Problem details:
In the material below, list every line carrying the string "JSON".
>> BEGIN Given records
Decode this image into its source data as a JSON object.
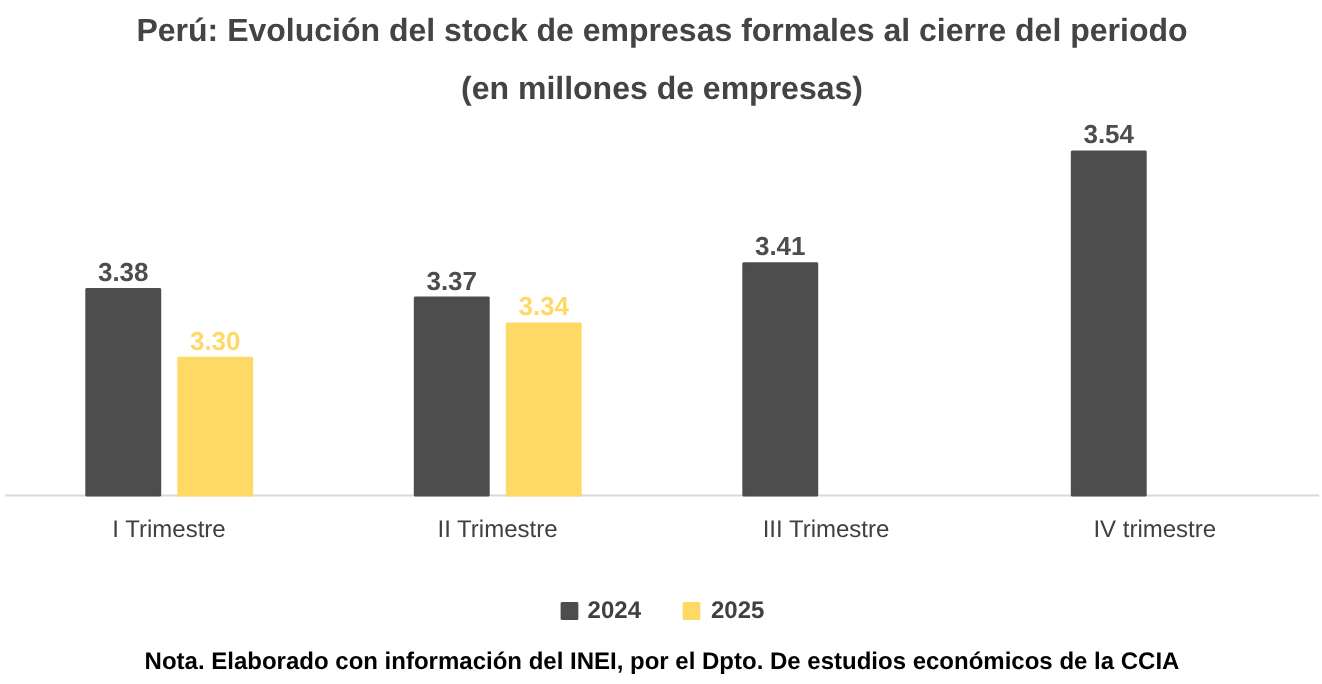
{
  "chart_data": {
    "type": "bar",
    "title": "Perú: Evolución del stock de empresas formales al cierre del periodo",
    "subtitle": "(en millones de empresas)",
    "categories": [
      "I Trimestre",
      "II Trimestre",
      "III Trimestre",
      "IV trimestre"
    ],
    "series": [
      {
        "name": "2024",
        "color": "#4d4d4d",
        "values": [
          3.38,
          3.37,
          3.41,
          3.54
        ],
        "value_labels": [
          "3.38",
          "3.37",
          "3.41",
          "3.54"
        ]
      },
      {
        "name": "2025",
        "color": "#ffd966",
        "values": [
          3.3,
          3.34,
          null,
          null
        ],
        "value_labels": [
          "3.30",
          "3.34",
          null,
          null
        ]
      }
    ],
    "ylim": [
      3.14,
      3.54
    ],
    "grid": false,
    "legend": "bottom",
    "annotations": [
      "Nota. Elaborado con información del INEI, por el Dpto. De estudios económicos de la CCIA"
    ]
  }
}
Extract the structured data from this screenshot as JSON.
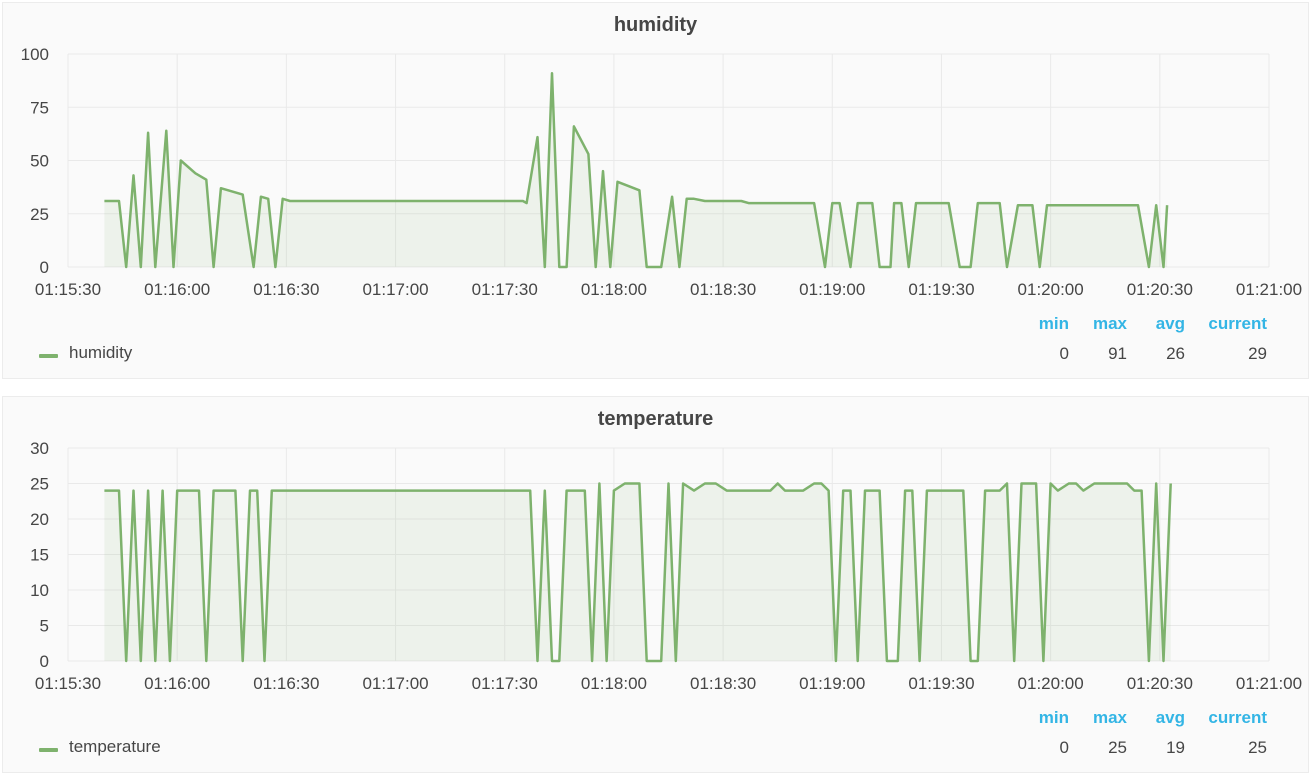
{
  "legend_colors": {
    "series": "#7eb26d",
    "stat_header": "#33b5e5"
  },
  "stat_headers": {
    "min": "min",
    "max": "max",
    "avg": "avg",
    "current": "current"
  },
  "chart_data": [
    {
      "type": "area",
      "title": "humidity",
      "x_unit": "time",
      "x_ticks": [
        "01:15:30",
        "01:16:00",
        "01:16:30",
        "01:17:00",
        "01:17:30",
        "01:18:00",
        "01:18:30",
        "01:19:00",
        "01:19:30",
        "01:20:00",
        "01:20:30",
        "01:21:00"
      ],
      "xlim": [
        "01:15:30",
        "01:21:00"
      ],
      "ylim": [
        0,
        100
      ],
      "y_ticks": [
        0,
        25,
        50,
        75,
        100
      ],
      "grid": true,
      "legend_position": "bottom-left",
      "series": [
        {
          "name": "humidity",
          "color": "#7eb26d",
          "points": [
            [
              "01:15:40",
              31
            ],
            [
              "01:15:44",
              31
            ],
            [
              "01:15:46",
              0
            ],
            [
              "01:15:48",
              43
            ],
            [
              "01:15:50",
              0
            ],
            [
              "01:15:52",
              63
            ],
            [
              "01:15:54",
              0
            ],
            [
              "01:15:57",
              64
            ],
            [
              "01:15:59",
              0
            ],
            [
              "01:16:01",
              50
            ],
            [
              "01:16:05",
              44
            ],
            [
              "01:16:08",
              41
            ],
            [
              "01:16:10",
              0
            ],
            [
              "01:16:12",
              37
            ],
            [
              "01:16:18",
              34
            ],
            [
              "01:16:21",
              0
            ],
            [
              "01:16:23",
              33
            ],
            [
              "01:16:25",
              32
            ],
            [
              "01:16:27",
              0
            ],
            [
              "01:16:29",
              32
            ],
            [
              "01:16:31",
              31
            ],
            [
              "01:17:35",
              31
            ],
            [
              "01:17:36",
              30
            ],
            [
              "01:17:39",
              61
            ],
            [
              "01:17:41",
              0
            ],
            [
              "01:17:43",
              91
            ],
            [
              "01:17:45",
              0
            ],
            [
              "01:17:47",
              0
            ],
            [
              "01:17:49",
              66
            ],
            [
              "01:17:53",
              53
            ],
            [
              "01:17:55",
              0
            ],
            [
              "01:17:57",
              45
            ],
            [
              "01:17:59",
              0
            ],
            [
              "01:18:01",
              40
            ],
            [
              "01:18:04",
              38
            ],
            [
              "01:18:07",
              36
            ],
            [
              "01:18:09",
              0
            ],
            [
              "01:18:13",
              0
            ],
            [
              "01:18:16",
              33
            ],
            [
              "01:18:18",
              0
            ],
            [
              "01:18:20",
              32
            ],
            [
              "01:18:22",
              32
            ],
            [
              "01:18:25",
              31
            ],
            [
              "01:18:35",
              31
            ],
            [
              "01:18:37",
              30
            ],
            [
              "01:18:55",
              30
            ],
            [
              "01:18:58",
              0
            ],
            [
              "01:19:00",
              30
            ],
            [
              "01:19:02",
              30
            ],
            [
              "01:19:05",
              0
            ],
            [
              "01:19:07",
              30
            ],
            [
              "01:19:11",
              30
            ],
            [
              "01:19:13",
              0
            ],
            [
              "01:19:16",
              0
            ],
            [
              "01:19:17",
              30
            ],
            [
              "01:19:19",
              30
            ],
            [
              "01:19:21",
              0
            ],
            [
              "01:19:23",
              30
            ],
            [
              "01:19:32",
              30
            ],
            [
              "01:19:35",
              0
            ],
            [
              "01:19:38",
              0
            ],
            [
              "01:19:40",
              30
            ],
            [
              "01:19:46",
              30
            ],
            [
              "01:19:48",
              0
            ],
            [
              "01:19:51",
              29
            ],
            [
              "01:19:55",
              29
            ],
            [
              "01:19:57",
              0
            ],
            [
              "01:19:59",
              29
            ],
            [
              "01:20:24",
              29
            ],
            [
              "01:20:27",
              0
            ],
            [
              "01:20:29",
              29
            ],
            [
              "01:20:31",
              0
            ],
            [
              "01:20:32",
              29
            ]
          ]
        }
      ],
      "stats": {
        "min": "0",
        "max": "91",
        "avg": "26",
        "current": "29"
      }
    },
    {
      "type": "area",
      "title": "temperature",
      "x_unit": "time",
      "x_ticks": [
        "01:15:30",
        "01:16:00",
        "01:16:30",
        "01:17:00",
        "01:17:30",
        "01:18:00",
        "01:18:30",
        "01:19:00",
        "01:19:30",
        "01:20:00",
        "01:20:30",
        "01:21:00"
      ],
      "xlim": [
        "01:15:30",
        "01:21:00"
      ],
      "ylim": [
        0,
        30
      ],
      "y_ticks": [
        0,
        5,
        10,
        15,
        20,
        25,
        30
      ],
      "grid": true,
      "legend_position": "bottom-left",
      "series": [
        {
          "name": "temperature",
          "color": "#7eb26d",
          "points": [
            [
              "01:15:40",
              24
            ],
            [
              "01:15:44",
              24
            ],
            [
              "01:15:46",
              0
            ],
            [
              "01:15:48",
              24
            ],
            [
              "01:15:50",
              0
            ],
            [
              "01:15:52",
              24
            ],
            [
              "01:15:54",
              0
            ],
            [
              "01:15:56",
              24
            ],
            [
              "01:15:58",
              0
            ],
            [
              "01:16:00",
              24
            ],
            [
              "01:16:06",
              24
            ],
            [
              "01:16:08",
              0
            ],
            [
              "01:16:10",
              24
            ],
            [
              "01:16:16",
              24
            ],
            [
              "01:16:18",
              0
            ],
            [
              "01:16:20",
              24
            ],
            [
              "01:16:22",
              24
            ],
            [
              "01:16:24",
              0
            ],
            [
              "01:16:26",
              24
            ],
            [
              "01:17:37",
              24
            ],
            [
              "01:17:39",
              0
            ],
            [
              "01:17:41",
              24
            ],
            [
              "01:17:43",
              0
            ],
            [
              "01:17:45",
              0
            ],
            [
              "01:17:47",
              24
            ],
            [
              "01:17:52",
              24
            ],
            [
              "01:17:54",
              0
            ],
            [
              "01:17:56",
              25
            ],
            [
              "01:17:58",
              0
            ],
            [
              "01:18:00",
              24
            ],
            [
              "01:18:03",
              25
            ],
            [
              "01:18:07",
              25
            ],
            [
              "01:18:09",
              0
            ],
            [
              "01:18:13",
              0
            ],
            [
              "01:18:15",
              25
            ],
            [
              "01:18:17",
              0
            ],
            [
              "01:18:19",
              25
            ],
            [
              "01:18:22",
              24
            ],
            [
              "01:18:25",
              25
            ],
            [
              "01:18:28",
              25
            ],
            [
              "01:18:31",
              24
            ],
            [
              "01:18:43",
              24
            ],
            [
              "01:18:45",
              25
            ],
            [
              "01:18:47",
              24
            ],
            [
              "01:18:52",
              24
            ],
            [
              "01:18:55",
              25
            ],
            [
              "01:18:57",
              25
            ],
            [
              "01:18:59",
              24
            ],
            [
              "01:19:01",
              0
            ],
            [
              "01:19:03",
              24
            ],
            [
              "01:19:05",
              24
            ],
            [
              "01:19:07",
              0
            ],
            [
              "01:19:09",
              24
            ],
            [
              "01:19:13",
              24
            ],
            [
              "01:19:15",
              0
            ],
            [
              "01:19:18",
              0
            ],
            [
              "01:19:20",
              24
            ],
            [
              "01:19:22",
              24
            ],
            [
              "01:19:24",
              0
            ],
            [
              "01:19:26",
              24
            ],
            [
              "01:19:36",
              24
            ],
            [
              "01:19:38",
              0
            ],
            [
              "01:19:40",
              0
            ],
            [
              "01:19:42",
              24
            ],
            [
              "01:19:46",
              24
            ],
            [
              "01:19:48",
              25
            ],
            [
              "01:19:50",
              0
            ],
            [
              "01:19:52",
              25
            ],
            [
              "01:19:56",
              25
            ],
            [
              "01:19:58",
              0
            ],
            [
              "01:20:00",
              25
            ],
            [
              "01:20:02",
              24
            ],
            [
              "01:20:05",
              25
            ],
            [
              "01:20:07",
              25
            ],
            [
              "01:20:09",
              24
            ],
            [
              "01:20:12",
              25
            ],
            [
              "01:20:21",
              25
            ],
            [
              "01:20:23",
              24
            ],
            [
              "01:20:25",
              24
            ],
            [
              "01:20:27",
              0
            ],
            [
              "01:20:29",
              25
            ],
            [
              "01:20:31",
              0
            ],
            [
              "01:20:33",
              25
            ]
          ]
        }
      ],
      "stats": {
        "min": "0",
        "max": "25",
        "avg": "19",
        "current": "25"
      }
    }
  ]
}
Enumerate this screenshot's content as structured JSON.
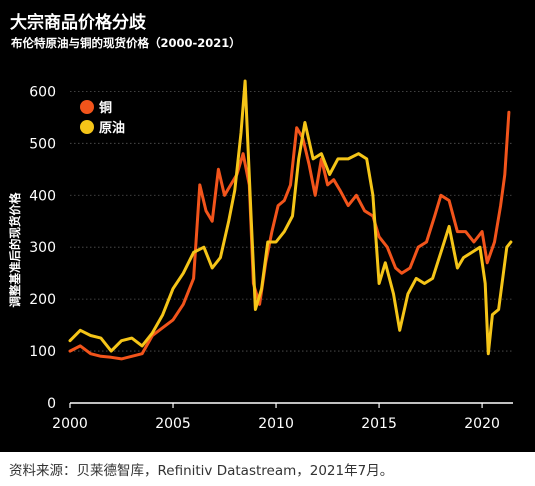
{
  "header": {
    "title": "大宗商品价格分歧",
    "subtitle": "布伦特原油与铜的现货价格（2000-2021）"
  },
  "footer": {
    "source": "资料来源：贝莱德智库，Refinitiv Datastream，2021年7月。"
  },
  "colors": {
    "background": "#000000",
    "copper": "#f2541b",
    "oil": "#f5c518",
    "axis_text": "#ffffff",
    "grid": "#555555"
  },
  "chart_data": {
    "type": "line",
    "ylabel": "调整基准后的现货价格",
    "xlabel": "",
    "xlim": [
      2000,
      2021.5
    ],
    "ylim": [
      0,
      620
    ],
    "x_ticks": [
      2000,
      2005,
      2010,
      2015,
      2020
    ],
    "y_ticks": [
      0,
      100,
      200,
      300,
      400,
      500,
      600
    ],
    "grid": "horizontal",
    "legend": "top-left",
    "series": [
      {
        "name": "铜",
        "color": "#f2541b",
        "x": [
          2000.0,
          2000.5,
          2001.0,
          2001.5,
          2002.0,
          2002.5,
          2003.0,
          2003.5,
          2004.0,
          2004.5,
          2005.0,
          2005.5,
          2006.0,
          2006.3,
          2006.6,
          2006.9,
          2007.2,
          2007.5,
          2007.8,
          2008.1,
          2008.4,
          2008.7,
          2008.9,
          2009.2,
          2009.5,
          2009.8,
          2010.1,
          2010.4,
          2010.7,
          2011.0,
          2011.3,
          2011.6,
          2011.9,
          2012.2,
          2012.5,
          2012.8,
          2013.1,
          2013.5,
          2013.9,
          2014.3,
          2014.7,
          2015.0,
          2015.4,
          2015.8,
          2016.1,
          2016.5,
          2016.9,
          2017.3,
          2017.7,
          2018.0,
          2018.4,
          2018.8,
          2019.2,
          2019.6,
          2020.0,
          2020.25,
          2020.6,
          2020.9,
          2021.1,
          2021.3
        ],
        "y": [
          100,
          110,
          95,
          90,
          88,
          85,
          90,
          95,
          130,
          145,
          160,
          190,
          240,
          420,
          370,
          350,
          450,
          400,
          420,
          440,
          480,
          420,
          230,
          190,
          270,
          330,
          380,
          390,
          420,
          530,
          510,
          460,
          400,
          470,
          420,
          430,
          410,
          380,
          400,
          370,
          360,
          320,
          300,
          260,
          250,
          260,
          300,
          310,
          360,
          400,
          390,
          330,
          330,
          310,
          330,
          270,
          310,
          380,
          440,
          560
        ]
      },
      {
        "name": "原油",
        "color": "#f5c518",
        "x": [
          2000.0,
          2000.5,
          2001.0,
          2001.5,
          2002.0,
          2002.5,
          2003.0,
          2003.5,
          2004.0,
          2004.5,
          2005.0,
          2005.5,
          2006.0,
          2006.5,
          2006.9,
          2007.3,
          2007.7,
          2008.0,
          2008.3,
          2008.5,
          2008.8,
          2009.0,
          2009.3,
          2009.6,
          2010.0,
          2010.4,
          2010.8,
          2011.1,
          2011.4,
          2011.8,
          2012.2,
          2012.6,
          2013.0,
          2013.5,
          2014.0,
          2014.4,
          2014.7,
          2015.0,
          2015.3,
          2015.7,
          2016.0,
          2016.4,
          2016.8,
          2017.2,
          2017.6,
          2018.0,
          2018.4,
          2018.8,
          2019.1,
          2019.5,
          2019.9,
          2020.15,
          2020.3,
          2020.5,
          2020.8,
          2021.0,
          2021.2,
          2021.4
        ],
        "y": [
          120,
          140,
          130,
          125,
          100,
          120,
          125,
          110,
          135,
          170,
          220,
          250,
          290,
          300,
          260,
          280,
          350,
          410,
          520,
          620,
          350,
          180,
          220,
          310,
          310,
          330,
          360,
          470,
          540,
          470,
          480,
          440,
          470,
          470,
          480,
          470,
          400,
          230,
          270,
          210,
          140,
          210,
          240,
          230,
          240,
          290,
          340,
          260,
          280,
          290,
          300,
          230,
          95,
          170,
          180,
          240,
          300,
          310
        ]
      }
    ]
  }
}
>> END Given records
Response for this exercise:
Decode this image into its source data as a JSON object.
Extract the structured data from this screenshot as JSON.
Enumerate this screenshot's content as structured JSON.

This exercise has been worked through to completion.